Records about charts and figures
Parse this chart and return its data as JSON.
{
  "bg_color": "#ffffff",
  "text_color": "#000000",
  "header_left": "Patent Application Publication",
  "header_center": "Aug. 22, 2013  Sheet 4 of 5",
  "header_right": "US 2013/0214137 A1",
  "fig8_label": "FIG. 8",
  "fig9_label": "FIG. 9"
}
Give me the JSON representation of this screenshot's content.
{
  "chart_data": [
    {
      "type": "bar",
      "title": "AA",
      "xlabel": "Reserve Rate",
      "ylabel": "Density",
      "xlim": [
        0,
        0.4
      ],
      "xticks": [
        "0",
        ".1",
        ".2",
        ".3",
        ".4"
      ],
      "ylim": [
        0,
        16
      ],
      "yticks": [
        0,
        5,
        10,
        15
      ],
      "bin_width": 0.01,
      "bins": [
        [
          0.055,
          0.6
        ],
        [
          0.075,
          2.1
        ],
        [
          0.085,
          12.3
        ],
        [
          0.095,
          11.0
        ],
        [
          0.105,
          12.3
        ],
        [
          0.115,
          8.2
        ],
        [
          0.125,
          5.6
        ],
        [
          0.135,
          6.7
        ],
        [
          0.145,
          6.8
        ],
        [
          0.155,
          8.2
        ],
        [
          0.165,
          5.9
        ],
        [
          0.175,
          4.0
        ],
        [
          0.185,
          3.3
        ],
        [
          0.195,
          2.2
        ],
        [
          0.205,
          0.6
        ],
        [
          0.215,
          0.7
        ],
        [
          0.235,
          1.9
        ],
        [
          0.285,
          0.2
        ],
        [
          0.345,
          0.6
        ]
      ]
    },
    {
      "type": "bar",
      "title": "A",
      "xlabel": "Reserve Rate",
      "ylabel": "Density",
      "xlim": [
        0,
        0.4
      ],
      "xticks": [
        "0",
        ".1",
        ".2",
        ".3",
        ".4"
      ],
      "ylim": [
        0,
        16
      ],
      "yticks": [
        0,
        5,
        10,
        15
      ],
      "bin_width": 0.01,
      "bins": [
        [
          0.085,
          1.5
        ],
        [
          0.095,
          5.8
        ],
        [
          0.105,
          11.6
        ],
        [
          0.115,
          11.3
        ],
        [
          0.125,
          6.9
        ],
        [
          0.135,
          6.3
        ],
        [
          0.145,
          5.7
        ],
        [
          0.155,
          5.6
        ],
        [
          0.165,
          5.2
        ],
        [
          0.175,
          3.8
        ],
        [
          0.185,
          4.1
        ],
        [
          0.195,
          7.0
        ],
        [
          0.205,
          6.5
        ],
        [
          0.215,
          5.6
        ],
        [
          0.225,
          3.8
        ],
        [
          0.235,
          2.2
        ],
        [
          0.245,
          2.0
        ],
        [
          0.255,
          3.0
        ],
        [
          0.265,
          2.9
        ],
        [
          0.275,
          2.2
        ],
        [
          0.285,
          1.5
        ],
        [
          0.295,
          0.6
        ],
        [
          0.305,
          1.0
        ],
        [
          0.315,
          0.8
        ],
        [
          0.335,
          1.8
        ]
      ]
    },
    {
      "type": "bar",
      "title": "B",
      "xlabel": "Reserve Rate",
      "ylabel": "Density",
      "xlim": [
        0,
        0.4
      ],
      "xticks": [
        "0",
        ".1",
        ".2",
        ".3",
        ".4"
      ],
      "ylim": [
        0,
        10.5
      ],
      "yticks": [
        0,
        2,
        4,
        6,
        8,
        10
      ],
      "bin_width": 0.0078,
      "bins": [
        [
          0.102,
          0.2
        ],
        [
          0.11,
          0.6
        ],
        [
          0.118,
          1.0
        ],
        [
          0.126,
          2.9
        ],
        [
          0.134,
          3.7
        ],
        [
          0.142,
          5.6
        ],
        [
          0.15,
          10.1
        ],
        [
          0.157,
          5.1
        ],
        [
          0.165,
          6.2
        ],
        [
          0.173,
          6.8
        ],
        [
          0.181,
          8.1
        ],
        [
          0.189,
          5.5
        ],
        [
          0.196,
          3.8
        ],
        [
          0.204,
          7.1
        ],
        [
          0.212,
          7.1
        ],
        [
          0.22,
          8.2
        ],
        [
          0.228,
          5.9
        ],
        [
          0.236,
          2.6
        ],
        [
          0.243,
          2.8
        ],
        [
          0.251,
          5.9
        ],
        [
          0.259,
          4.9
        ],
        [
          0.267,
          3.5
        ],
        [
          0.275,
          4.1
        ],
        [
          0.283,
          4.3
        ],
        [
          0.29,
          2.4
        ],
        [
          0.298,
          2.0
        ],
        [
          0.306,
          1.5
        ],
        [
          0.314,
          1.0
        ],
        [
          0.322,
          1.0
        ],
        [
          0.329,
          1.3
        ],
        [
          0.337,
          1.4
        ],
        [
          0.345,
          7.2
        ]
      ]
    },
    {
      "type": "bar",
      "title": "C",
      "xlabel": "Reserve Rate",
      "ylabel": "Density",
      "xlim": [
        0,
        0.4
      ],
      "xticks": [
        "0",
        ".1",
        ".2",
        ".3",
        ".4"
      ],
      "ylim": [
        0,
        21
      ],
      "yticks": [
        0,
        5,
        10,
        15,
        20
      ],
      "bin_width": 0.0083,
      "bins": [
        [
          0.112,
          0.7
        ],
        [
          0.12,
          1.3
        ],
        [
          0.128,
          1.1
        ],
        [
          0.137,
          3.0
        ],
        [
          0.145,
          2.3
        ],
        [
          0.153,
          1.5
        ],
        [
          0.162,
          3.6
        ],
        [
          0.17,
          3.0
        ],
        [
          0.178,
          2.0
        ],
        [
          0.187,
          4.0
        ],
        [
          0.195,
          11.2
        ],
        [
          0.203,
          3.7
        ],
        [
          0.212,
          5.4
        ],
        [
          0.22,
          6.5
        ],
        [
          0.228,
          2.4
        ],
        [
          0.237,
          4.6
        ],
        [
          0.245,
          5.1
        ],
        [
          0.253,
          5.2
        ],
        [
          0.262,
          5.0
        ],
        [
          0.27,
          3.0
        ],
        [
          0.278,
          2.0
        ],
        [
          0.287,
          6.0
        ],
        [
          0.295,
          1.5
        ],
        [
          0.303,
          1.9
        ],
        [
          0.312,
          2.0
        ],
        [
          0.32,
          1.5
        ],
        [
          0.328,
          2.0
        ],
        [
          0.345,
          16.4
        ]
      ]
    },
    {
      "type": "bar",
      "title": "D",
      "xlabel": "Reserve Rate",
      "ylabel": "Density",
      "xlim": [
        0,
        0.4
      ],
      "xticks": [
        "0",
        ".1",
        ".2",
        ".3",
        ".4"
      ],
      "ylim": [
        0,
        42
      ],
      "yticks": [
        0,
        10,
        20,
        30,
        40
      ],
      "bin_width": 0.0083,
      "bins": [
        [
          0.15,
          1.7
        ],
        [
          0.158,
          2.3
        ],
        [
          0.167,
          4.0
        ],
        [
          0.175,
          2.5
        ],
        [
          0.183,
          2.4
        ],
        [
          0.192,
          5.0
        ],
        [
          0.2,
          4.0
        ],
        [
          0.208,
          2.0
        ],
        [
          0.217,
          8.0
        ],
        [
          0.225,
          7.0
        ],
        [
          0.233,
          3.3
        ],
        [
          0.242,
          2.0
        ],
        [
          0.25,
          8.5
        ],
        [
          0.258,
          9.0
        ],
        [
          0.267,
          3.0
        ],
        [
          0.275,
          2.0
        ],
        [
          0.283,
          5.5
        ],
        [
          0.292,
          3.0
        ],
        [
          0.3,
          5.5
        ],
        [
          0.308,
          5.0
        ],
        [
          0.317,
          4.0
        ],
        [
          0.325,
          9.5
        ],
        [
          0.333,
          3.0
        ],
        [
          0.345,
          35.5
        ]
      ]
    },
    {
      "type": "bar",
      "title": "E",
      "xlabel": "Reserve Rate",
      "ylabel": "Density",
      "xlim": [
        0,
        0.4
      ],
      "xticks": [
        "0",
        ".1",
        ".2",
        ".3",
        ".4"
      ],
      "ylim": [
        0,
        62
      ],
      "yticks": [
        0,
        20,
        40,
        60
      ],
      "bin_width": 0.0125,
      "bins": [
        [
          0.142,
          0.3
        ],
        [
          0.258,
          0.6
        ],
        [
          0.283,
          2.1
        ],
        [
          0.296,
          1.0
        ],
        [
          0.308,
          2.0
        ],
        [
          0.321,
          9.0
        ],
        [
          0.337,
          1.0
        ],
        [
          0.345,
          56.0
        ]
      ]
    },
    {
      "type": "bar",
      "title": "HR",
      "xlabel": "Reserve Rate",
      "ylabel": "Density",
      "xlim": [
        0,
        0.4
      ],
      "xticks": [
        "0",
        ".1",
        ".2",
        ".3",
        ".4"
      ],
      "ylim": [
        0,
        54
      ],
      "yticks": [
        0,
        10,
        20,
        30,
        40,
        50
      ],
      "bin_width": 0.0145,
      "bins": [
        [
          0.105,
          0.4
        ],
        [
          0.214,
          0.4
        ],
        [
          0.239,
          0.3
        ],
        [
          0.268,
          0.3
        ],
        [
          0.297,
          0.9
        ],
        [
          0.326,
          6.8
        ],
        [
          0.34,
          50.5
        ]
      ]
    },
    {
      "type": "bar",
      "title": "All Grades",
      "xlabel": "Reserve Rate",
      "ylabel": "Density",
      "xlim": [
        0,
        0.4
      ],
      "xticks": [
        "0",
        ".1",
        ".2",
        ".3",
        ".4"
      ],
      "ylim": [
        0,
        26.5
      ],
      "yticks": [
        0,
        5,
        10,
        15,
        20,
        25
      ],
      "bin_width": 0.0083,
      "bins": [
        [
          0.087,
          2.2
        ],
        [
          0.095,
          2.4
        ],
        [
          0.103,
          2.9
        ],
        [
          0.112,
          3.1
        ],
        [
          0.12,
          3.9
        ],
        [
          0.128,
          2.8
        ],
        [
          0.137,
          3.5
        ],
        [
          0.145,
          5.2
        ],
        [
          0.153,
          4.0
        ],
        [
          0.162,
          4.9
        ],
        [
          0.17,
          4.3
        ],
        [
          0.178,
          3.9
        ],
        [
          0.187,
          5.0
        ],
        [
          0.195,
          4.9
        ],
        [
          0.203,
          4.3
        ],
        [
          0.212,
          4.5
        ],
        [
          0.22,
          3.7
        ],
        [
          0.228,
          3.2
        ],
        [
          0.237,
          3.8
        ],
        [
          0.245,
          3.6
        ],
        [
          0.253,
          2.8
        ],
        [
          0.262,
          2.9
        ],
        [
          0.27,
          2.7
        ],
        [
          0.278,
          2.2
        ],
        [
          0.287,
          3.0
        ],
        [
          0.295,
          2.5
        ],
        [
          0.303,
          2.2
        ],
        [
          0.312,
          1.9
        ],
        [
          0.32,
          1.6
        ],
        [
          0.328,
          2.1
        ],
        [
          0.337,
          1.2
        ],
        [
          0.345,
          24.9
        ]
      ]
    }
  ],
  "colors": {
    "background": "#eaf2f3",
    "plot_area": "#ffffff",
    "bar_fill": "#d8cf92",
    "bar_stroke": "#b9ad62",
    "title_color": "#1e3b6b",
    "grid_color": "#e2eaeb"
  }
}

Task goal:
Read through the entries and copy every line that includes "this".

Final answer:
Parse this chart and return its data as JSON.
Give me the JSON representation of this screenshot's content.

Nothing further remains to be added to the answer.